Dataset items
▼

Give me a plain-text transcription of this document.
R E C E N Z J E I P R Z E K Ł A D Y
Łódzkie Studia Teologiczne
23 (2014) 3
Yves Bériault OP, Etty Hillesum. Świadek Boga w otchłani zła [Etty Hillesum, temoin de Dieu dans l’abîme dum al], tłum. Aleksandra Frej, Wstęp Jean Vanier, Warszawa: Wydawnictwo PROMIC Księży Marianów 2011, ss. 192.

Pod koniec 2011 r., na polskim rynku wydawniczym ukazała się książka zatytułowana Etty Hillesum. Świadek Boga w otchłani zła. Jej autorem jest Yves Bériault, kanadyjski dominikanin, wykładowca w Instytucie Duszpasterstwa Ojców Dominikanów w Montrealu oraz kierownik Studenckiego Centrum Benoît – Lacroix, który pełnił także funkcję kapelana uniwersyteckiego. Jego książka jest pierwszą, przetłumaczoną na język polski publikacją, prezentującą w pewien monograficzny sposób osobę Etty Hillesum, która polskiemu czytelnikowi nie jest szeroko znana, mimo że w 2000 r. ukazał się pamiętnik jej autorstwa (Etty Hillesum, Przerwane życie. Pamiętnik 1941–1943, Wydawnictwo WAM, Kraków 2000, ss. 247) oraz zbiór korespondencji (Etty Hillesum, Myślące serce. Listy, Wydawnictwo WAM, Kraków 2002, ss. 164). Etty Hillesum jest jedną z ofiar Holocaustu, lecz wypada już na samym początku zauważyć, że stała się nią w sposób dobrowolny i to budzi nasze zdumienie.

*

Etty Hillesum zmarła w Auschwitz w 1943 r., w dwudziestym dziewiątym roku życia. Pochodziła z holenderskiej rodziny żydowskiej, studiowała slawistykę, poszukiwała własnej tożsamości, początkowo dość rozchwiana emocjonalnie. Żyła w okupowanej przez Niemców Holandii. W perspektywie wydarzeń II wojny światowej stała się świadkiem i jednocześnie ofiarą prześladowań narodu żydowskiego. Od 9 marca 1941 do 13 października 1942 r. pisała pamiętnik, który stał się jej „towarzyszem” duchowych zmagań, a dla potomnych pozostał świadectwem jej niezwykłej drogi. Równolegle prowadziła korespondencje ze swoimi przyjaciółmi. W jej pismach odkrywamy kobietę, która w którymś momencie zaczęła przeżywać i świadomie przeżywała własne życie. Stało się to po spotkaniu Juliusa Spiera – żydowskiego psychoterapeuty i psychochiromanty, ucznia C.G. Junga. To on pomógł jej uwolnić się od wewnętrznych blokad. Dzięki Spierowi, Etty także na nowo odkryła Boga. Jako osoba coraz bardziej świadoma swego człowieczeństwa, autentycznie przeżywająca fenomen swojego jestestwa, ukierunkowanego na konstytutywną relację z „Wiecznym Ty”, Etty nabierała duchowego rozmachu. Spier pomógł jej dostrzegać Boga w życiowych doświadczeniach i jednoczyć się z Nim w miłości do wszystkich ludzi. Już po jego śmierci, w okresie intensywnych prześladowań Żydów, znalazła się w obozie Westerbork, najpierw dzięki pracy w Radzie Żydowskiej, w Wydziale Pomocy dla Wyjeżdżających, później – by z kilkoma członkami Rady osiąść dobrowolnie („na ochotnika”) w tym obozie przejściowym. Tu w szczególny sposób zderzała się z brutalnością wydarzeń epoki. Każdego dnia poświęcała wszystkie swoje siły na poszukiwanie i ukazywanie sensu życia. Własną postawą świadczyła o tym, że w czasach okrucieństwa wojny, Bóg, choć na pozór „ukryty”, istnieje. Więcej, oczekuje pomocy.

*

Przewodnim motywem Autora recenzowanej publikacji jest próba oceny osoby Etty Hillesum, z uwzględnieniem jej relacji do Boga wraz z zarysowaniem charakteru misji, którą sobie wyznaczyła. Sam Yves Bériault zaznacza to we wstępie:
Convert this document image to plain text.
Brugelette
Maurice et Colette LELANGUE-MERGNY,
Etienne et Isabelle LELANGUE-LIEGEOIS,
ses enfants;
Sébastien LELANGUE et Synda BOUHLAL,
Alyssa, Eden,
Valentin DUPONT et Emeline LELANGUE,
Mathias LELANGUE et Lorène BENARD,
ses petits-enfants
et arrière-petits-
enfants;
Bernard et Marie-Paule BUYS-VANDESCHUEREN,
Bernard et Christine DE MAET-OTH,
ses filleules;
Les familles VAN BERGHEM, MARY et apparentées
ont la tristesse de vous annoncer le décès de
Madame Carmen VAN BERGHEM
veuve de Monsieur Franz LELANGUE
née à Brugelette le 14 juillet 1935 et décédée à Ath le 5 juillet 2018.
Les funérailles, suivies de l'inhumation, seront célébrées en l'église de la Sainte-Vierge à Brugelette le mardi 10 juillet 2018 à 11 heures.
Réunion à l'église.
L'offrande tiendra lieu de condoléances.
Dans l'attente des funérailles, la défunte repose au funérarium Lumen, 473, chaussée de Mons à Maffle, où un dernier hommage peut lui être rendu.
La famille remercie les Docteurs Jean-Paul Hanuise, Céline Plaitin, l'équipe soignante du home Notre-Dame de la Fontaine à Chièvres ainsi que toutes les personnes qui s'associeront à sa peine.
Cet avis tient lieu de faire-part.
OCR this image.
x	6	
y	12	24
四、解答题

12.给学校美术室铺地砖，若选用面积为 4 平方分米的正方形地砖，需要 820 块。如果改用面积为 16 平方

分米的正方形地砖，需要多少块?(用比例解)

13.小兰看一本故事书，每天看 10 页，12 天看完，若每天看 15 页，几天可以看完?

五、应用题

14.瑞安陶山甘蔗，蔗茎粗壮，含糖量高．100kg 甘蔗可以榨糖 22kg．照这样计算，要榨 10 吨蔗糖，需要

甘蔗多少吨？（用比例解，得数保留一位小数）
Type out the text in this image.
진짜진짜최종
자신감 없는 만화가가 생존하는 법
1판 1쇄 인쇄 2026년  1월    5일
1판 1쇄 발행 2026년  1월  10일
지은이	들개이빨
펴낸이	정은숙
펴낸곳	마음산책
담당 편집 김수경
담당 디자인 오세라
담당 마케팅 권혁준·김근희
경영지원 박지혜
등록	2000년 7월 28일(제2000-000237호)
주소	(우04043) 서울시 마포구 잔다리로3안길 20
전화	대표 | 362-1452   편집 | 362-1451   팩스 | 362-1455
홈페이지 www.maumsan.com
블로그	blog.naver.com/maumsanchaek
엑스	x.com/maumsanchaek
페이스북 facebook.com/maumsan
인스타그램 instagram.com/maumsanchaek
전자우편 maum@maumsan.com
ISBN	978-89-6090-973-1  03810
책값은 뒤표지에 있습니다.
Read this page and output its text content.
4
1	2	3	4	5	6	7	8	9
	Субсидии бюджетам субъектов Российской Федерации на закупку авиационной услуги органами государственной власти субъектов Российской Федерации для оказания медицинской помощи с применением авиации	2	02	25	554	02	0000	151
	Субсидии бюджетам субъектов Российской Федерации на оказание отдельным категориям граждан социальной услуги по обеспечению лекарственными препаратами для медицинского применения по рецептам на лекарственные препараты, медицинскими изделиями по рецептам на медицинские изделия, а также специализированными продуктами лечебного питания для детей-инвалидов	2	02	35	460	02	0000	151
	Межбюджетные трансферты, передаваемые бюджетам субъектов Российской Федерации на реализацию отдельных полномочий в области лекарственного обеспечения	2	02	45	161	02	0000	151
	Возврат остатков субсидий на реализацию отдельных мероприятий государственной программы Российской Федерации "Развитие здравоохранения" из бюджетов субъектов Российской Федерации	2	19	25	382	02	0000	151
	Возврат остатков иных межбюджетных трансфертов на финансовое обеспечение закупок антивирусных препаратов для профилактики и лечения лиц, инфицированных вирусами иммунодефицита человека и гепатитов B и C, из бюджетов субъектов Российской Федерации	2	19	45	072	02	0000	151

▲

• [TASK DESCRIPTION]: Pull out all lines from the listing that contain the string "отдельных".

• [COMPLETE OUTPUT]:
	Межбюджетные трансферты, передаваемые бюджетам субъектов Российской Федерации на реализацию отдельных полномочий в области лекарственного обеспечения	2	02	45	161	02	0000	151
	Возврат остатков субсидий на реализацию отдельных мероприятий государственной программы Российской Федерации "Развитие здравоохранения" из бюджетов субъектов Российской Федерации	2	19	25	382	02	0000	151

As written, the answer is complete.